Aim => Please repeat all of the listing exactly.

-- begin Records provided --

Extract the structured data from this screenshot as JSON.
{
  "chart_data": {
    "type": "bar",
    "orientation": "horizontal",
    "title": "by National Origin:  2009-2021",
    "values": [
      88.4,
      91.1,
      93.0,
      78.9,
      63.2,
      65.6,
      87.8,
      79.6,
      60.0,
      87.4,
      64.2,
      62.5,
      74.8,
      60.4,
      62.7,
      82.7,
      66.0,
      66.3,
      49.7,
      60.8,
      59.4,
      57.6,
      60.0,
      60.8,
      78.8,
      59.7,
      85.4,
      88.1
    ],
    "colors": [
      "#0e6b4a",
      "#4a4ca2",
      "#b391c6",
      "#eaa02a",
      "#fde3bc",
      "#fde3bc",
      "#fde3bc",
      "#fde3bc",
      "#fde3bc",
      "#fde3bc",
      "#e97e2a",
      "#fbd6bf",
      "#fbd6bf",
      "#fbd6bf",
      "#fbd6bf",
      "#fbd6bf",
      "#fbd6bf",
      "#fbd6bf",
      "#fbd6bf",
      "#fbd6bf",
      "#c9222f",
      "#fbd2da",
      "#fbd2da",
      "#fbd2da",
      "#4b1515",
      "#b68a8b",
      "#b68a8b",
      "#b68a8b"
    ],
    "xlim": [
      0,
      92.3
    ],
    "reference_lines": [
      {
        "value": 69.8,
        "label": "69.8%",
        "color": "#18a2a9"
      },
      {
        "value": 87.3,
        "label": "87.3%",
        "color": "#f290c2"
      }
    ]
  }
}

-- end Records provided --

Exercise output =>
Extract the structured data from this screenshot as JSON.
{
  "chart_data": {
    "type": "bar",
    "orientation": "horizontal",
    "title": "by National Origin:  2009-2021",
    "values": [
      88.4,
      91.1,
      93.0,
      78.9,
      63.2,
      65.6,
      87.8,
      79.6,
      60.0,
      87.4,
      64.2,
      62.5,
      74.8,
      60.4,
      62.7,
      82.7,
      66.0,
      66.3,
      49.7,
      60.8,
      59.4,
      57.6,
      60.0,
      60.8,
      78.8,
      59.7,
      85.4,
      88.1
    ],
    "colors": [
      "#0e6b4a",
      "#4a4ca2",
      "#b391c6",
      "#eaa02a",
      "#fde3bc",
      "#fde3bc",
      "#fde3bc",
      "#fde3bc",
      "#fde3bc",
      "#fde3bc",
      "#e97e2a",
      "#fbd6bf",
      "#fbd6bf",
      "#fbd6bf",
      "#fbd6bf",
      "#fbd6bf",
      "#fbd6bf",
      "#fbd6bf",
      "#fbd6bf",
      "#fbd6bf",
      "#c9222f",
      "#fbd2da",
      "#fbd2da",
      "#fbd2da",
      "#4b1515",
      "#b68a8b",
      "#b68a8b",
      "#b68a8b"
    ],
    "xlim": [
      0,
      92.3
    ],
    "reference_lines": [
      {
        "value": 69.8,
        "label": "69.8%",
        "color": "#18a2a9"
      },
      {
        "value": 87.3,
        "label": "87.3%",
        "color": "#f290c2"
      }
    ]
  }
}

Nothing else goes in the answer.